Entries shown>

· · · · · · ·

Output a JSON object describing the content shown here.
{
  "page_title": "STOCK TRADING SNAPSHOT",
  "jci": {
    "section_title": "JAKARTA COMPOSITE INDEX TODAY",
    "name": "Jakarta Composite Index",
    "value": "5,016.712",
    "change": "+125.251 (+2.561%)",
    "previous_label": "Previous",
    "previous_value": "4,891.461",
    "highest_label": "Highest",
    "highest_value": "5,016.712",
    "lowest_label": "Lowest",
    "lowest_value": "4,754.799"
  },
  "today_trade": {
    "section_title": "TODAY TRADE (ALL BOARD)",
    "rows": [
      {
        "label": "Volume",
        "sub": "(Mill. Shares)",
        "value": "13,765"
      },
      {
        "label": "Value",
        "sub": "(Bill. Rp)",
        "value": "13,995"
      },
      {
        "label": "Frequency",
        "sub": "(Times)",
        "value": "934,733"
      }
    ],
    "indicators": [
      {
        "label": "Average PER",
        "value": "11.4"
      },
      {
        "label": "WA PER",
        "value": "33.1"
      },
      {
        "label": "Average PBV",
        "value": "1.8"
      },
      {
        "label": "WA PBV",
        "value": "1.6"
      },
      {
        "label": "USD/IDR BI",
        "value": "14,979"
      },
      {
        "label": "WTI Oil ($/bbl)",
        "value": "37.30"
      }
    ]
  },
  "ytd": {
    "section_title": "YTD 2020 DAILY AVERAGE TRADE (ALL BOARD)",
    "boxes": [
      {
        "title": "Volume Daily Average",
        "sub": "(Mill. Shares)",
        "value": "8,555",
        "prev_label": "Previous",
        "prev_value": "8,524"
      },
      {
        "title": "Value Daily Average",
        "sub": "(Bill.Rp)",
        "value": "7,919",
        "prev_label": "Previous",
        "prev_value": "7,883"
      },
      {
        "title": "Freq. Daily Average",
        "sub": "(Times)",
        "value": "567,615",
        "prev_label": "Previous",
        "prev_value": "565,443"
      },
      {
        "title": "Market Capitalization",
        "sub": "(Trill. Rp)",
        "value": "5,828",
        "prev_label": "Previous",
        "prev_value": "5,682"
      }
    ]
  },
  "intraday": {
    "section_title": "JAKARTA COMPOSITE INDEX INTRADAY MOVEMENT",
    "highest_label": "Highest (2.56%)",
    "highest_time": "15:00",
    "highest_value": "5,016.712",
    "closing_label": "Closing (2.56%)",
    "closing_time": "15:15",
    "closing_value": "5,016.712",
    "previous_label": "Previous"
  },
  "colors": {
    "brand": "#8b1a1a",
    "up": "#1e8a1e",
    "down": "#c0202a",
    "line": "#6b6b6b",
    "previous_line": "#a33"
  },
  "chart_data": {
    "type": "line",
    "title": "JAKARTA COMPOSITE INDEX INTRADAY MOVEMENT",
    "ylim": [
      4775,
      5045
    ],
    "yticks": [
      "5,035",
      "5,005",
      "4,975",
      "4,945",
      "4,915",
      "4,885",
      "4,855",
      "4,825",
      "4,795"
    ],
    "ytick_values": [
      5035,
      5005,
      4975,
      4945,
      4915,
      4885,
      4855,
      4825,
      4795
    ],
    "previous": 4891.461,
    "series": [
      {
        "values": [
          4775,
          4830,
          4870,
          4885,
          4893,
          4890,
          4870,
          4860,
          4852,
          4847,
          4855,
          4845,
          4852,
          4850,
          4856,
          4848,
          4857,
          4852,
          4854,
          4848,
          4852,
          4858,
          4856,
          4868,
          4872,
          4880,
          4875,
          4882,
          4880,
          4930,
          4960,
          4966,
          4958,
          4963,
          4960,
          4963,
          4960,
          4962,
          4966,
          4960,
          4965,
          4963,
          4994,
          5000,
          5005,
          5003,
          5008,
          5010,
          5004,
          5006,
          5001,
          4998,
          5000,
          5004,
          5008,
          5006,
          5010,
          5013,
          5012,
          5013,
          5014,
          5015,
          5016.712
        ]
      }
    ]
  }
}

· · · · · · ·

What the task requires> Every entry should be printed again exactly as it stands.

Written solution>
Output a JSON object describing the content shown here.
{
  "page_title": "STOCK TRADING SNAPSHOT",
  "jci": {
    "section_title": "JAKARTA COMPOSITE INDEX TODAY",
    "name": "Jakarta Composite Index",
    "value": "5,016.712",
    "change": "+125.251 (+2.561%)",
    "previous_label": "Previous",
    "previous_value": "4,891.461",
    "highest_label": "Highest",
    "highest_value": "5,016.712",
    "lowest_label": "Lowest",
    "lowest_value": "4,754.799"
  },
  "today_trade": {
    "section_title": "TODAY TRADE (ALL BOARD)",
    "rows": [
      {
        "label": "Volume",
        "sub": "(Mill. Shares)",
        "value": "13,765"
      },
      {
        "label": "Value",
        "sub": "(Bill. Rp)",
        "value": "13,995"
      },
      {
        "label": "Frequency",
        "sub": "(Times)",
        "value": "934,733"
      }
    ],
    "indicators": [
      {
        "label": "Average PER",
        "value": "11.4"
      },
      {
        "label": "WA PER",
        "value": "33.1"
      },
      {
        "label": "Average PBV",
        "value": "1.8"
      },
      {
        "label": "WA PBV",
        "value": "1.6"
      },
      {
        "label": "USD/IDR BI",
        "value": "14,979"
      },
      {
        "label": "WTI Oil ($/bbl)",
        "value": "37.30"
      }
    ]
  },
  "ytd": {
    "section_title": "YTD 2020 DAILY AVERAGE TRADE (ALL BOARD)",
    "boxes": [
      {
        "title": "Volume Daily Average",
        "sub": "(Mill. Shares)",
        "value": "8,555",
        "prev_label": "Previous",
        "prev_value": "8,524"
      },
      {
        "title": "Value Daily Average",
        "sub": "(Bill.Rp)",
        "value": "7,919",
        "prev_label": "Previous",
        "prev_value": "7,883"
      },
      {
        "title": "Freq. Daily Average",
        "sub": "(Times)",
        "value": "567,615",
        "prev_label": "Previous",
        "prev_value": "565,443"
      },
      {
        "title": "Market Capitalization",
        "sub": "(Trill. Rp)",
        "value": "5,828",
        "prev_label": "Previous",
        "prev_value": "5,682"
      }
    ]
  },
  "intraday": {
    "section_title": "JAKARTA COMPOSITE INDEX INTRADAY MOVEMENT",
    "highest_label": "Highest (2.56%)",
    "highest_time": "15:00",
    "highest_value": "5,016.712",
    "closing_label": "Closing (2.56%)",
    "closing_time": "15:15",
    "closing_value": "5,016.712",
    "previous_label": "Previous"
  },
  "colors": {
    "brand": "#8b1a1a",
    "up": "#1e8a1e",
    "down": "#c0202a",
    "line": "#6b6b6b",
    "previous_line": "#a33"
  },
  "chart_data": {
    "type": "line",
    "title": "JAKARTA COMPOSITE INDEX INTRADAY MOVEMENT",
    "ylim": [
      4775,
      5045
    ],
    "yticks": [
      "5,035",
      "5,005",
      "4,975",
      "4,945",
      "4,915",
      "4,885",
      "4,855",
      "4,825",
      "4,795"
    ],
    "ytick_values": [
      5035,
      5005,
      4975,
      4945,
      4915,
      4885,
      4855,
      4825,
      4795
    ],
    "previous": 4891.461,
    "series": [
      {
        "values": [
          4775,
          4830,
          4870,
          4885,
          4893,
          4890,
          4870,
          4860,
          4852,
          4847,
          4855,
          4845,
          4852,
          4850,
          4856,
          4848,
          4857,
          4852,
          4854,
          4848,
          4852,
          4858,
          4856,
          4868,
          4872,
          4880,
          4875,
          4882,
          4880,
          4930,
          4960,
          4966,
          4958,
          4963,
          4960,
          4963,
          4960,
          4962,
          4966,
          4960,
          4965,
          4963,
          4994,
          5000,
          5005,
          5003,
          5008,
          5010,
          5004,
          5006,
          5001,
          4998,
          5000,
          5004,
          5008,
          5006,
          5010,
          5013,
          5012,
          5013,
          5014,
          5015,
          5016.712
        ]
      }
    ]
  }
}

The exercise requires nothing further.